Excerpt:

※ ※ ※

UNITED STATES OF AMERICA, Plaintiff-Appellee, v. LIVINGSTON SAMUELS, Defendant-Appellant.
Livingston Samuels appeals his convictions on one count of importation of cocaine, in violation of 21 U.S.C. § 952(a), and one count of possession with intent to distribute cocaine, in violation of 21 U.S.C. § 841(a)(1) and (b)(1)(C). Samuels argues that the District Court erred by denying his motion for a judgment of acquittal because there was no evidence that he had knowledge of the five kilograms of cocaine in his suitcase,1 which were found hidden inside souvenirs he brought back from Jamaica.
We review de novo the denial of a defendant's motion for a judgment of acquittal on sufficiency-of-evidence grounds. United States v. Friske, 640 F.3d 1288, 1290 (11th Cir. 2011). We must view the facts and draw all reasonable inferences therefrom in the light most favorable to the government. United States v. Hansen, 262 F.3d 1217, 1236 (11th Cir. 2001) (per curiam). A district court's denial of a motion for a judgment of acquittal will be upheld if a reasonable trier of fact could conclude that the evidence establishes the defendant's guilt beyond a reasonable doubt. United States v. Rodriguez, 218 F.3d 1243, 1244 (11th Cir. 2000) (per curiam). Accordingly, a defendant's conviction will be sustained as long as there is a reasonable basis for it in the record. United States v. Farley, 607 F.3d 1294, 1333 (11th Cir. 2010).
To sustain a conviction for possession with intent to distribute under 21 U.S.C. § 841(a)(1), the government must prove that the defendant (1) knowingly (2) possessed a controlled substance (3) with intent to distribute it. United States v. Poole, 878 F.2d 1389, 1391 (11th Cir. 1989) (per curiam). To convict a defendant under 21 U.S.C. § 952(a), the government must prove that the defendant knowingly imported a controlled substance. United States v. Vera, 701 F.2d 1349, 1357 (11th Cir. 1983). Both violations can be proven by direct or circumstantial evidence. Id. at 1357–58; United States v. Quilca-Carpio, 118 F.3d 719, 721–22 (11th Cir. 1997) (per curiam).
Samuels disputes the jury's finding that he knew of the cocaine hidden in the souvenirs. Drawing primarily on the First Circuit case United States v. Ayala-Tapia, 520 F.3d 66 (1st Cir. 2008), he contends that although a substantial quantity of drugs is typically sufficient to support an inference of knowing possession, additional evidence must be produced in cases where drugs are found in a hidden compartment—here, within the souvenirs. Samuels claims that because he “had given a plausible account of what happened and there were no inconsistencies in his story,” and because “[t]he prosecutor's cross-examination of [him] had not given the jury a reason to believe he was lying,” such “additional evidence” was not produced.2
But Samuels mischaracterizes Ayala-Tapia. There, the court expressly noted that the case did not involve a hidden compartment. Id. at 68–69. It instead involved four heavily wrapped, heroine-filled packages which the defendant claimed to believe were filled with coffee and flour. Id. at 67. And further, the Ayala-Tapia court never stated that additional evidence of knowledge would be required in hidden-compartment cases. It simply noted, “As is common in drug courier prosecutions, there was no direct evidence of what Ayala knew; whether the jury could reasonably infer knowledge depends, as common sense would suggest, on the surrounding facts and circumstances.”3 Id. at 68.

※ ※ ※

Raw data:
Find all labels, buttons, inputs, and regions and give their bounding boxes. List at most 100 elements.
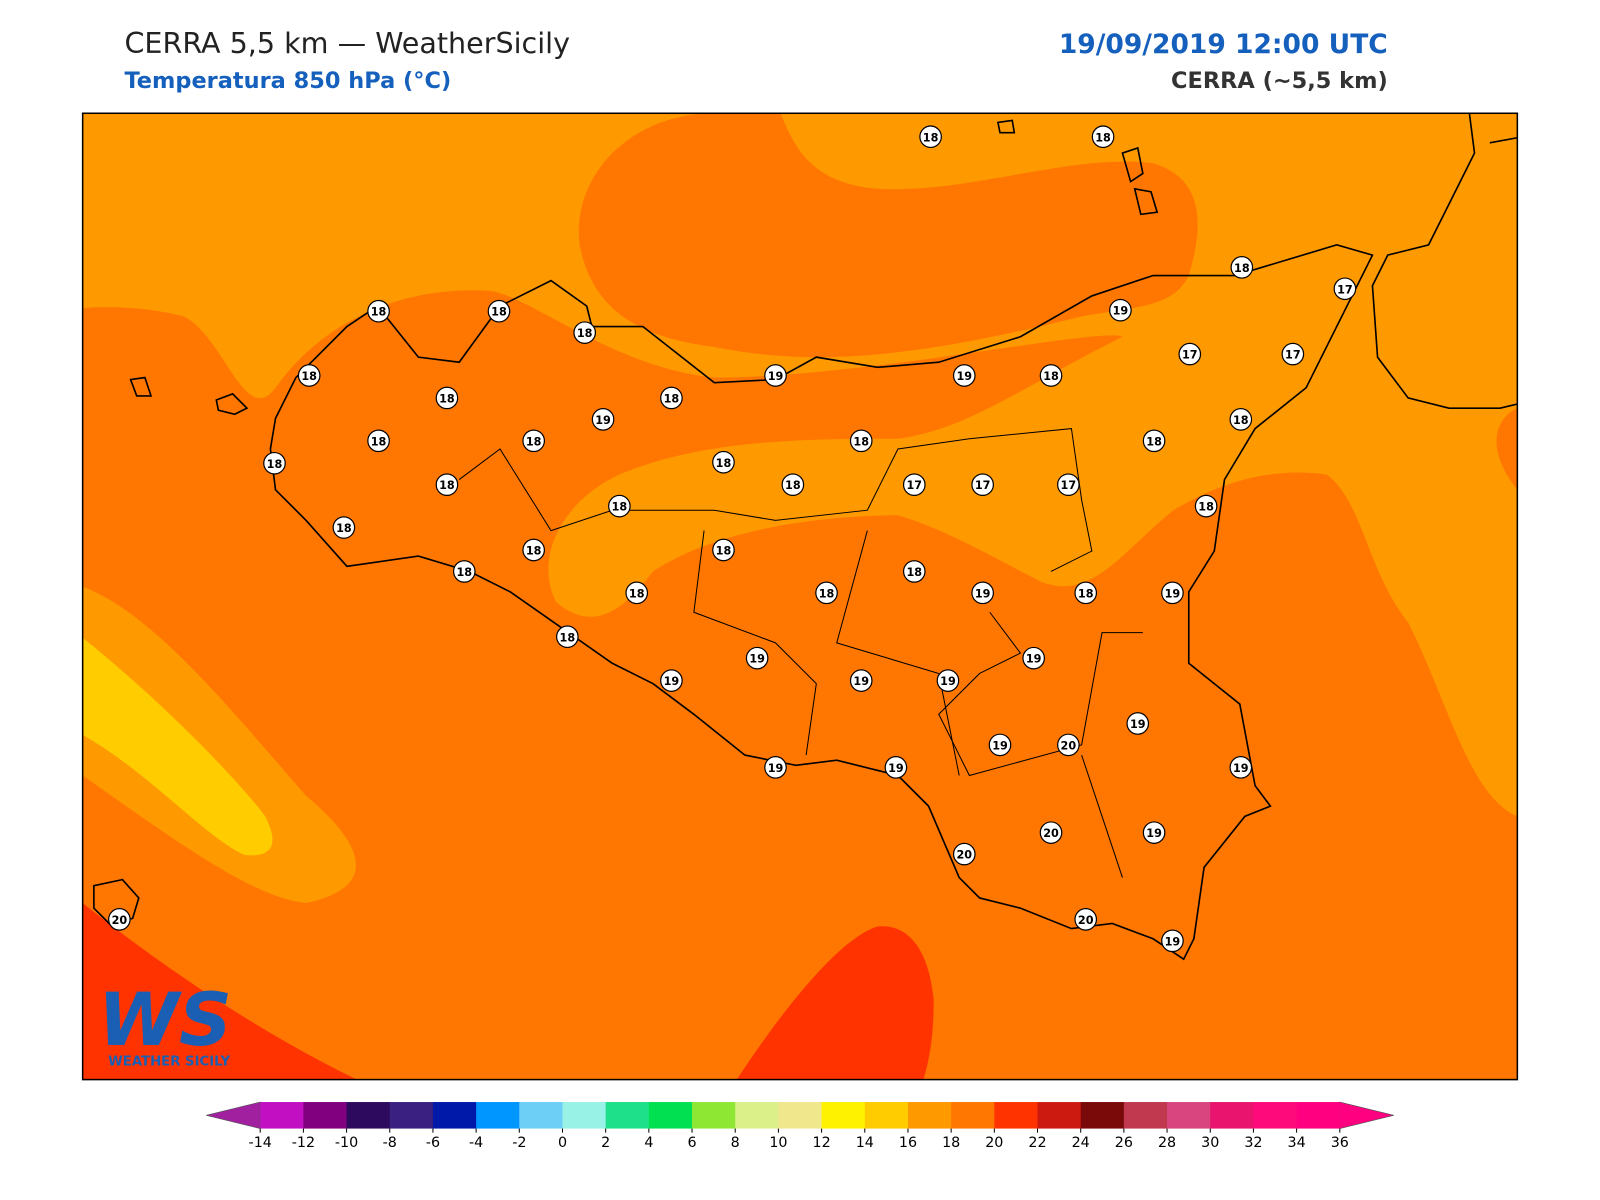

※ ※ ※

Brief:
Answer these questions using the court opinion, labeling each answer with its letter.
(a) How much cocaine was found in Samuels's suitcase, and where was it hidden?
(b) What standard does the court apply when reviewing the denial of a motion for a judgment of acquittal on sufficiency-of-evidence grounds?
(c) In Ayala-Tapia, what did the defendant claim the packages were filled with?

Written solution:
(a) Five kilograms, hidden inside souvenirs he brought back from Jamaica.
(b) De novo review.
(c) Coffee and flour.